GIVEN PROBLEM -
Write out each entry, exactly the way it appears.

[Dataset excerpt]
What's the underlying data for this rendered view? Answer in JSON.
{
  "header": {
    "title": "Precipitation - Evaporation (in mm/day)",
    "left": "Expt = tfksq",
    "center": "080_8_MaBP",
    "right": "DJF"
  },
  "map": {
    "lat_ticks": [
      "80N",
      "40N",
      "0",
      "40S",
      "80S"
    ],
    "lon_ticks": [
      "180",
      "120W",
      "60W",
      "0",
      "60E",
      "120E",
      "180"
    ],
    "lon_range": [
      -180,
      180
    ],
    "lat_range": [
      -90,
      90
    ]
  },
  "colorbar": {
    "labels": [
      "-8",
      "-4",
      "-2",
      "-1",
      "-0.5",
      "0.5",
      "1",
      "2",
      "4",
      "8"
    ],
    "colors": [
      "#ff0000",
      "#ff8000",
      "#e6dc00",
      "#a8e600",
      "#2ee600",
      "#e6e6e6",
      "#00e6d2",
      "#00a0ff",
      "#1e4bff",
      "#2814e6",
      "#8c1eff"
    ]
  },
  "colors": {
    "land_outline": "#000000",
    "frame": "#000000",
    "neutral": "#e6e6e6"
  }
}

FULL OUTPUT -
What's the underlying data for this rendered view? Answer in JSON.
{
  "header": {
    "title": "Precipitation - Evaporation (in mm/day)",
    "left": "Expt = tfksq",
    "center": "080_8_MaBP",
    "right": "DJF"
  },
  "map": {
    "lat_ticks": [
      "80N",
      "40N",
      "0",
      "40S",
      "80S"
    ],
    "lon_ticks": [
      "180",
      "120W",
      "60W",
      "0",
      "60E",
      "120E",
      "180"
    ],
    "lon_range": [
      -180,
      180
    ],
    "lat_range": [
      -90,
      90
    ]
  },
  "colorbar": {
    "labels": [
      "-8",
      "-4",
      "-2",
      "-1",
      "-0.5",
      "0.5",
      "1",
      "2",
      "4",
      "8"
    ],
    "colors": [
      "#ff0000",
      "#ff8000",
      "#e6dc00",
      "#a8e600",
      "#2ee600",
      "#e6e6e6",
      "#00e6d2",
      "#00a0ff",
      "#1e4bff",
      "#2814e6",
      "#8c1eff"
    ]
  },
  "colors": {
    "land_outline": "#000000",
    "frame": "#000000",
    "neutral": "#e6e6e6"
  }
}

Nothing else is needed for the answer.